What the task asks:
Return each line of the listing below, unchanged, and omit the images.

(Dataset records)
— BEGIN —
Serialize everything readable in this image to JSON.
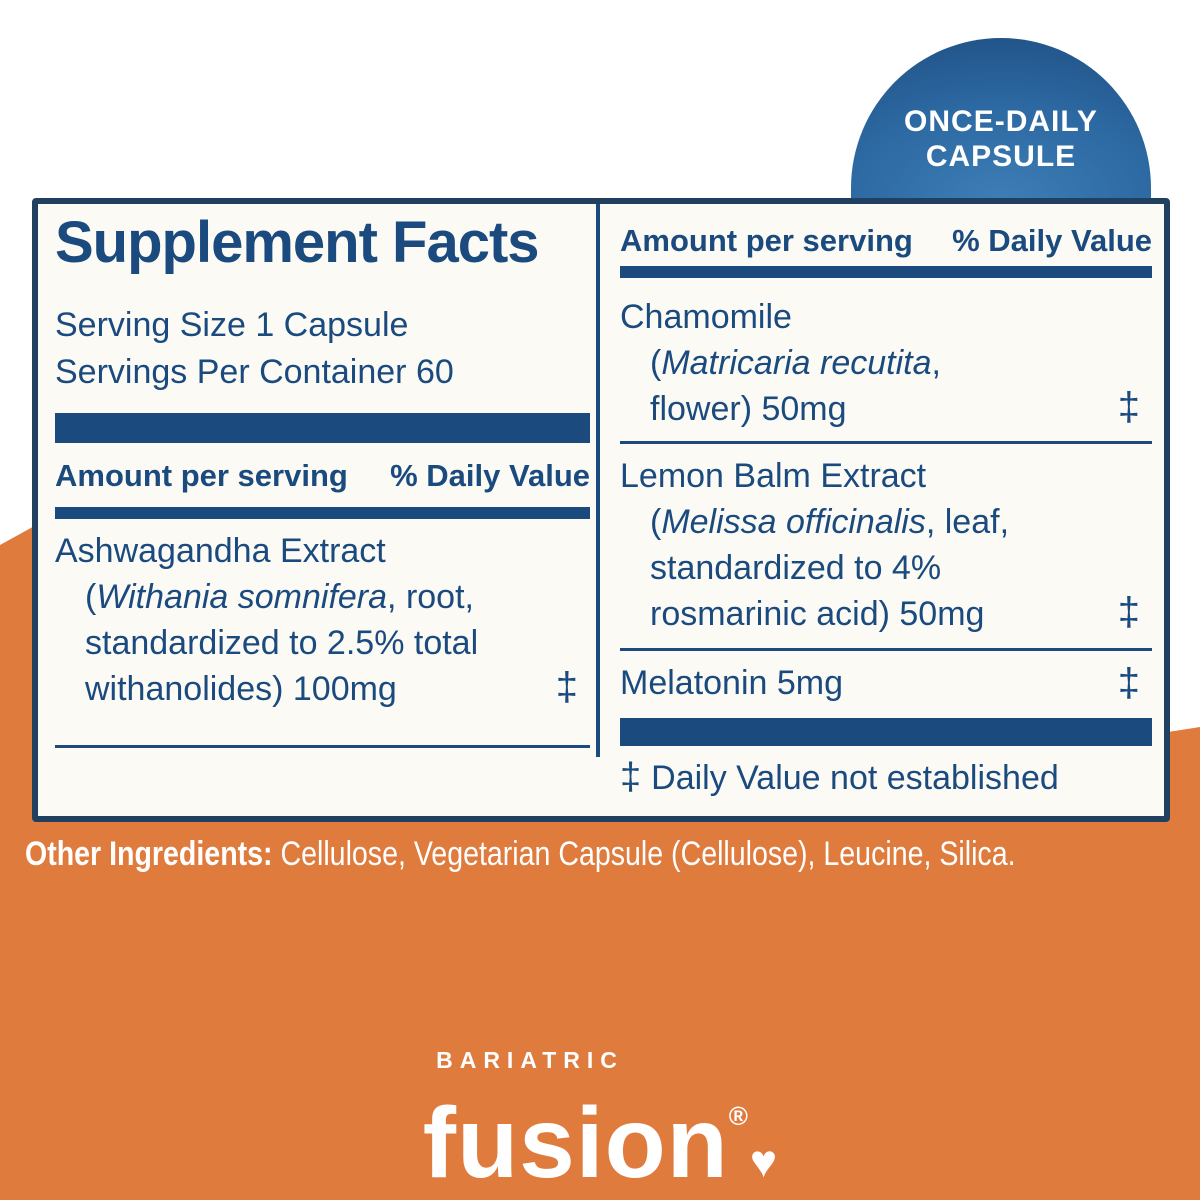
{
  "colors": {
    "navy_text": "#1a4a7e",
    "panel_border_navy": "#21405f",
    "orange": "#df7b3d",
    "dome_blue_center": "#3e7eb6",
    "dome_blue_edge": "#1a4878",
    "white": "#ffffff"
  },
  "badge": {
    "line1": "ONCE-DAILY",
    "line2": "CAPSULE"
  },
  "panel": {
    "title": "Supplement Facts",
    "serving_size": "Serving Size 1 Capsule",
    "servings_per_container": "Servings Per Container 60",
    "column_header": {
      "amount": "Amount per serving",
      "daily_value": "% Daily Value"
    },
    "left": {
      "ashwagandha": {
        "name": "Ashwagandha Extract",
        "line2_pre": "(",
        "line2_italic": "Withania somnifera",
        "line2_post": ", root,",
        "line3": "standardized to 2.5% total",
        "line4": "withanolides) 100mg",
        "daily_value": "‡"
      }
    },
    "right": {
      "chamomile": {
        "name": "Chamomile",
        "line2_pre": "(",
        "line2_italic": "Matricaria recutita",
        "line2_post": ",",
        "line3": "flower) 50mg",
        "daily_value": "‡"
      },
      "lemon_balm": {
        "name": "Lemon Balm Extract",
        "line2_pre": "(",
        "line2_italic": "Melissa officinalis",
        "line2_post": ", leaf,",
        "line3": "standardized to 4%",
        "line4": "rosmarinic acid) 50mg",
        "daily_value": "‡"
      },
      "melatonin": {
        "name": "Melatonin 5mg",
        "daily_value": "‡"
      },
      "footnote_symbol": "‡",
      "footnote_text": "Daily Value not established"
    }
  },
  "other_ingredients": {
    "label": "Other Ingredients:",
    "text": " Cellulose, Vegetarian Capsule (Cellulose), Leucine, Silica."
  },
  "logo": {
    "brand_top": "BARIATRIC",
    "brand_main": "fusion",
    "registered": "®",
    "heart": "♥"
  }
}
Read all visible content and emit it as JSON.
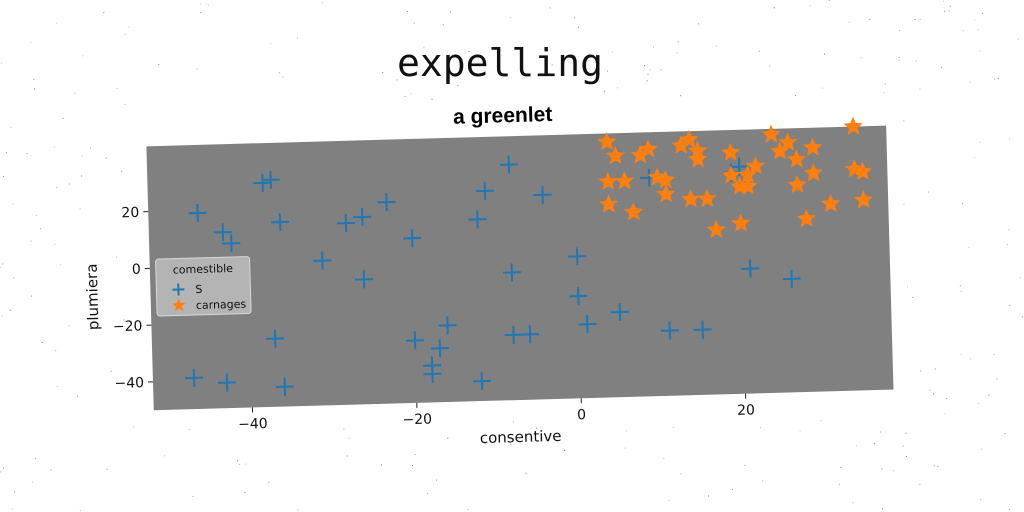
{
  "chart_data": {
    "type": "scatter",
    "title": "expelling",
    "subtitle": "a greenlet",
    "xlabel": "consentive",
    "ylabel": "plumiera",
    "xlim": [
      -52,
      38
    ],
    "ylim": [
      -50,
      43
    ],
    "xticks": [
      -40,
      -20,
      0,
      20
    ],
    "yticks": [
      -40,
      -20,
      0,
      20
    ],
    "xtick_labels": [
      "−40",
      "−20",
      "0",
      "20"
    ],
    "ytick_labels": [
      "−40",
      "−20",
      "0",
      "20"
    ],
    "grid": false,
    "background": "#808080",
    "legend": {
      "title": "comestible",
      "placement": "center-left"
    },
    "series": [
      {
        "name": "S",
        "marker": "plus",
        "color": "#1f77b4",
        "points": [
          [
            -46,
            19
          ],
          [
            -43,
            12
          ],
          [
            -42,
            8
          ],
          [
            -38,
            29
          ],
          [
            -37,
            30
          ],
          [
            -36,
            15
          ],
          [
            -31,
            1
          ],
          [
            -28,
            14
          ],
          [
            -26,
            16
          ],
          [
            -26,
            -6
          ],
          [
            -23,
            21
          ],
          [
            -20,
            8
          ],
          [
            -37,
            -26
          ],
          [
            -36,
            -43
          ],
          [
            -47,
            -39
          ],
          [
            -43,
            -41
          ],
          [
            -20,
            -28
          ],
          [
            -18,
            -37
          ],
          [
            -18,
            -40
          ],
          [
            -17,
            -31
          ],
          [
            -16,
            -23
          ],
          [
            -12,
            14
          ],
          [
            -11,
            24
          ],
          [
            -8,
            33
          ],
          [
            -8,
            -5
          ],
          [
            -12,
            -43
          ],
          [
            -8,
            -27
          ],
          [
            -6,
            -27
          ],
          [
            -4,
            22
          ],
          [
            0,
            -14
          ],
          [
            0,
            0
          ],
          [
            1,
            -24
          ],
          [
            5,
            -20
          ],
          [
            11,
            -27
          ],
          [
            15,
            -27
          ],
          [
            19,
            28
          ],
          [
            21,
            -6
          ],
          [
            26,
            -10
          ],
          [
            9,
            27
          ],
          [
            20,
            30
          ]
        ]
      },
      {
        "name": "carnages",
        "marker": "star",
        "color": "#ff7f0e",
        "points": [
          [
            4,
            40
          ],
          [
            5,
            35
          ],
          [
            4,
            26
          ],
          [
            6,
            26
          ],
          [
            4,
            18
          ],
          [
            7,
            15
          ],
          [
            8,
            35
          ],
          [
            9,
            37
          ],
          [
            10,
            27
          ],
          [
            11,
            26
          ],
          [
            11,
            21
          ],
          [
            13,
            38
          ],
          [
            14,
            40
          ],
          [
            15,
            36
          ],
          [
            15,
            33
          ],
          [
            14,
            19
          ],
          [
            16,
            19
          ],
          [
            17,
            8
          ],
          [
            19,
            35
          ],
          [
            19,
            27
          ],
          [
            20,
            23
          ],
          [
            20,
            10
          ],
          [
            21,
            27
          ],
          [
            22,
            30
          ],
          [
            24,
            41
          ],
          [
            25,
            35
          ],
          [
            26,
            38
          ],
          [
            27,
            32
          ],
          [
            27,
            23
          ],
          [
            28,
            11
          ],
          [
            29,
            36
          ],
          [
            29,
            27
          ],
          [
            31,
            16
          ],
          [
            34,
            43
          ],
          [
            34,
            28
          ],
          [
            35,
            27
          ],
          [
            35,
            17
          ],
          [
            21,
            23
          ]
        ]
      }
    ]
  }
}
— END —
Expected answer:
Serialize everything readable in this image to JSON.
{
  "colors": {
    "navy_text": "#1a4a7e",
    "panel_border_navy": "#21405f",
    "orange": "#df7b3d",
    "dome_blue_center": "#3e7eb6",
    "dome_blue_edge": "#1a4878",
    "white": "#ffffff"
  },
  "badge": {
    "line1": "ONCE-DAILY",
    "line2": "CAPSULE"
  },
  "panel": {
    "title": "Supplement Facts",
    "serving_size": "Serving Size 1 Capsule",
    "servings_per_container": "Servings Per Container 60",
    "column_header": {
      "amount": "Amount per serving",
      "daily_value": "% Daily Value"
    },
    "left": {
      "ashwagandha": {
        "name": "Ashwagandha Extract",
        "line2_pre": "(",
        "line2_italic": "Withania somnifera",
        "line2_post": ", root,",
        "line3": "standardized to 2.5% total",
        "line4": "withanolides) 100mg",
        "daily_value": "‡"
      }
    },
    "right": {
      "chamomile": {
        "name": "Chamomile",
        "line2_pre": "(",
        "line2_italic": "Matricaria recutita",
        "line2_post": ",",
        "line3": "flower) 50mg",
        "daily_value": "‡"
      },
      "lemon_balm": {
        "name": "Lemon Balm Extract",
        "line2_pre": "(",
        "line2_italic": "Melissa officinalis",
        "line2_post": ", leaf,",
        "line3": "standardized to 4%",
        "line4": "rosmarinic acid) 50mg",
        "daily_value": "‡"
      },
      "melatonin": {
        "name": "Melatonin 5mg",
        "daily_value": "‡"
      },
      "footnote_symbol": "‡",
      "footnote_text": "Daily Value not established"
    }
  },
  "other_ingredients": {
    "label": "Other Ingredients:",
    "text": " Cellulose, Vegetarian Capsule (Cellulose), Leucine, Silica."
  },
  "logo": {
    "brand_top": "BARIATRIC",
    "brand_main": "fusion",
    "registered": "®",
    "heart": "♥"
  }
}
Read all visible content and emit it as JSON.
{
  "chart_data": {
    "type": "scatter",
    "title": "expelling",
    "subtitle": "a greenlet",
    "xlabel": "consentive",
    "ylabel": "plumiera",
    "xlim": [
      -52,
      38
    ],
    "ylim": [
      -50,
      43
    ],
    "xticks": [
      -40,
      -20,
      0,
      20
    ],
    "yticks": [
      -40,
      -20,
      0,
      20
    ],
    "xtick_labels": [
      "−40",
      "−20",
      "0",
      "20"
    ],
    "ytick_labels": [
      "−40",
      "−20",
      "0",
      "20"
    ],
    "grid": false,
    "background": "#808080",
    "legend": {
      "title": "comestible",
      "placement": "center-left"
    },
    "series": [
      {
        "name": "S",
        "marker": "plus",
        "color": "#1f77b4",
        "points": [
          [
            -46,
            19
          ],
          [
            -43,
            12
          ],
          [
            -42,
            8
          ],
          [
            -38,
            29
          ],
          [
            -37,
            30
          ],
          [
            -36,
            15
          ],
          [
            -31,
            1
          ],
          [
            -28,
            14
          ],
          [
            -26,
            16
          ],
          [
            -26,
            -6
          ],
          [
            -23,
            21
          ],
          [
            -20,
            8
          ],
          [
            -37,
            -26
          ],
          [
            -36,
            -43
          ],
          [
            -47,
            -39
          ],
          [
            -43,
            -41
          ],
          [
            -20,
            -28
          ],
          [
            -18,
            -37
          ],
          [
            -18,
            -40
          ],
          [
            -17,
            -31
          ],
          [
            -16,
            -23
          ],
          [
            -12,
            14
          ],
          [
            -11,
            24
          ],
          [
            -8,
            33
          ],
          [
            -8,
            -5
          ],
          [
            -12,
            -43
          ],
          [
            -8,
            -27
          ],
          [
            -6,
            -27
          ],
          [
            -4,
            22
          ],
          [
            0,
            -14
          ],
          [
            0,
            0
          ],
          [
            1,
            -24
          ],
          [
            5,
            -20
          ],
          [
            11,
            -27
          ],
          [
            15,
            -27
          ],
          [
            19,
            28
          ],
          [
            21,
            -6
          ],
          [
            26,
            -10
          ],
          [
            9,
            27
          ],
          [
            20,
            30
          ]
        ]
      },
      {
        "name": "carnages",
        "marker": "star",
        "color": "#ff7f0e",
        "points": [
          [
            4,
            40
          ],
          [
            5,
            35
          ],
          [
            4,
            26
          ],
          [
            6,
            26
          ],
          [
            4,
            18
          ],
          [
            7,
            15
          ],
          [
            8,
            35
          ],
          [
            9,
            37
          ],
          [
            10,
            27
          ],
          [
            11,
            26
          ],
          [
            11,
            21
          ],
          [
            13,
            38
          ],
          [
            14,
            40
          ],
          [
            15,
            36
          ],
          [
            15,
            33
          ],
          [
            14,
            19
          ],
          [
            16,
            19
          ],
          [
            17,
            8
          ],
          [
            19,
            35
          ],
          [
            19,
            27
          ],
          [
            20,
            23
          ],
          [
            20,
            10
          ],
          [
            21,
            27
          ],
          [
            22,
            30
          ],
          [
            24,
            41
          ],
          [
            25,
            35
          ],
          [
            26,
            38
          ],
          [
            27,
            32
          ],
          [
            27,
            23
          ],
          [
            28,
            11
          ],
          [
            29,
            36
          ],
          [
            29,
            27
          ],
          [
            31,
            16
          ],
          [
            34,
            43
          ],
          [
            34,
            28
          ],
          [
            35,
            27
          ],
          [
            35,
            17
          ],
          [
            21,
            23
          ]
        ]
      }
    ]
  }
}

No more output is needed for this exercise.